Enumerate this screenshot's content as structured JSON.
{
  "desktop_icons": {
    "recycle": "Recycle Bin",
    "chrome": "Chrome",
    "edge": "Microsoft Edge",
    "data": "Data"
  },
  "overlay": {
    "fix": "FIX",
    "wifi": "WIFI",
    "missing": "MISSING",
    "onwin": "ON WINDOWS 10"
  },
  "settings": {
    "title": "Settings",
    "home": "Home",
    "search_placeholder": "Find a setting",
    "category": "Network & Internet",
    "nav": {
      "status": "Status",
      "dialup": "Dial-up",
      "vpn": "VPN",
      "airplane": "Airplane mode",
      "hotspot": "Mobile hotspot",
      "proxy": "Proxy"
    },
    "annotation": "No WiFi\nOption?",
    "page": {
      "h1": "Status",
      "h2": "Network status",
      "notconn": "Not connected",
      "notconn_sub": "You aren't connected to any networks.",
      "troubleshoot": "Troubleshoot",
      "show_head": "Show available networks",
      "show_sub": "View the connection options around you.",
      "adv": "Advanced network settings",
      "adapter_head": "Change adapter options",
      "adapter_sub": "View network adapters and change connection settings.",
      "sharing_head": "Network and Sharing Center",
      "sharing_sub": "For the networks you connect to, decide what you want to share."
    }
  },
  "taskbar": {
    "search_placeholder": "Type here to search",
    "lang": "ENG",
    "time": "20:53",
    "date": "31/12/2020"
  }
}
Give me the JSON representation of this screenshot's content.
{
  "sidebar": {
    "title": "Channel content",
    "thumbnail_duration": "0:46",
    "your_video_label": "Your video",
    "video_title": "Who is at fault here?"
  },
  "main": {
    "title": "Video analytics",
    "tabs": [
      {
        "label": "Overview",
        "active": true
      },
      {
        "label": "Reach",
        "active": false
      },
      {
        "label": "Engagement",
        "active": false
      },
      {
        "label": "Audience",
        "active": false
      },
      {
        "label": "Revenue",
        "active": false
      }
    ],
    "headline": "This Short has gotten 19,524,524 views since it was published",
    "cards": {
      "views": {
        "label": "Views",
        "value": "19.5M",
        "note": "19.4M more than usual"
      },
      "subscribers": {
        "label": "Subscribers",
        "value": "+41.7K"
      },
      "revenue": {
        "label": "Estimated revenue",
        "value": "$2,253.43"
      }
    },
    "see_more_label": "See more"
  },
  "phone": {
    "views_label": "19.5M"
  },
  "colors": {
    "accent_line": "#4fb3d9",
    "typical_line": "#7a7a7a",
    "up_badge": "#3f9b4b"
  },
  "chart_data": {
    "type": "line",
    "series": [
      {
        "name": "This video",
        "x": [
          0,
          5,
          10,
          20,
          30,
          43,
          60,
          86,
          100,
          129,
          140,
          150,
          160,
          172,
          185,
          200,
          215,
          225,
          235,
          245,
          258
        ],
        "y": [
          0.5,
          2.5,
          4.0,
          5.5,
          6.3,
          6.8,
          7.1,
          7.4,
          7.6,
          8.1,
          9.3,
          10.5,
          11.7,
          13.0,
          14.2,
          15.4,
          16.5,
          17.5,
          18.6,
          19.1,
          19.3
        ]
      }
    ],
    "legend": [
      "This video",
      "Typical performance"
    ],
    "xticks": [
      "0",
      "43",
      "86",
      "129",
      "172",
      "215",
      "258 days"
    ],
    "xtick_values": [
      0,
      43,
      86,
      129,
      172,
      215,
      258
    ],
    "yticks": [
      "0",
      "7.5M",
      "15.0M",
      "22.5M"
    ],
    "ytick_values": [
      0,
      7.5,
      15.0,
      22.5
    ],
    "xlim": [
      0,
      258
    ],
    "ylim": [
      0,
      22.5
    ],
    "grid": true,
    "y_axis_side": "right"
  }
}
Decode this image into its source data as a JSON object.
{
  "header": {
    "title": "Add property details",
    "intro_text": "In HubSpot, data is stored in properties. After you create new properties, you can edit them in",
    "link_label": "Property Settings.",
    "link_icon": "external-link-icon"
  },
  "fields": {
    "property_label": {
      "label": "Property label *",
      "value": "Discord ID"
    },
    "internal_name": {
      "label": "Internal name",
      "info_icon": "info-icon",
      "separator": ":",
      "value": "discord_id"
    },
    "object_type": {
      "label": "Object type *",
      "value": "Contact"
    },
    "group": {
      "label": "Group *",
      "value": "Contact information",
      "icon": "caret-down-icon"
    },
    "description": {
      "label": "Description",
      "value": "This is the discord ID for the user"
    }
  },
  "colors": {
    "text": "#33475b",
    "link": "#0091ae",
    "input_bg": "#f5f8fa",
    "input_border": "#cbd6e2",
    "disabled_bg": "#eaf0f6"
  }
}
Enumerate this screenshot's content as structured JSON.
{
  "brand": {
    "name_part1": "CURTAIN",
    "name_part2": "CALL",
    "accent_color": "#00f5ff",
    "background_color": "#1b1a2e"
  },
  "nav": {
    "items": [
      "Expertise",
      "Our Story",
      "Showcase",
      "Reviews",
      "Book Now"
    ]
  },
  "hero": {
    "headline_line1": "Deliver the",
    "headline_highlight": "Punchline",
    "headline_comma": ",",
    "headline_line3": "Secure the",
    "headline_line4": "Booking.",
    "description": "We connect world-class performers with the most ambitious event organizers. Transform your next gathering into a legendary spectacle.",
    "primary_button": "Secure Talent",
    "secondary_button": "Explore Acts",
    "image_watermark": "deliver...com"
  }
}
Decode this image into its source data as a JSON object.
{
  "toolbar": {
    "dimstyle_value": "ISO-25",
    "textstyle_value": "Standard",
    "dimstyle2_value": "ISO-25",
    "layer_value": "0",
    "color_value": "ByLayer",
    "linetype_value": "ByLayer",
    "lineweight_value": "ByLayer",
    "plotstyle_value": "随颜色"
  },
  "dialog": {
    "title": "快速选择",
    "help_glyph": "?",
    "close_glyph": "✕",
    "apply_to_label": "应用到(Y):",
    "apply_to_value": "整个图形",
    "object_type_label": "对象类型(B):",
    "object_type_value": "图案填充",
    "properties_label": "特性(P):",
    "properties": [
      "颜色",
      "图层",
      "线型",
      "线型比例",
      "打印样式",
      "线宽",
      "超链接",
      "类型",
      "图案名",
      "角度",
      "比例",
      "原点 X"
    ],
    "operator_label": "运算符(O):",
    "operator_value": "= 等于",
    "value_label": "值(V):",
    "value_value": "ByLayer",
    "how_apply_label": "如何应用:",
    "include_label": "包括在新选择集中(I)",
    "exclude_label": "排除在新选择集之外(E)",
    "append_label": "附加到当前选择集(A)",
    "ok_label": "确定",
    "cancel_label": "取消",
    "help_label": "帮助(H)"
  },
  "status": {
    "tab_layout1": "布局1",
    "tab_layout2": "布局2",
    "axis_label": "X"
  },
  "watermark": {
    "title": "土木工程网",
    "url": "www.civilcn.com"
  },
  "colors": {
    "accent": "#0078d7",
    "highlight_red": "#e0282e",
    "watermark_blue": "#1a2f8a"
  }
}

* [TASK BRIEF] Search the lines for the string "content" and copy every line that has it.

* [TASK SOLUTION]
Enumerate this screenshot's content as structured JSON.
Give me the JSON representation of this screenshot's content.
    "title": "Channel content",
Enumerate this screenshot's content as structured JSON.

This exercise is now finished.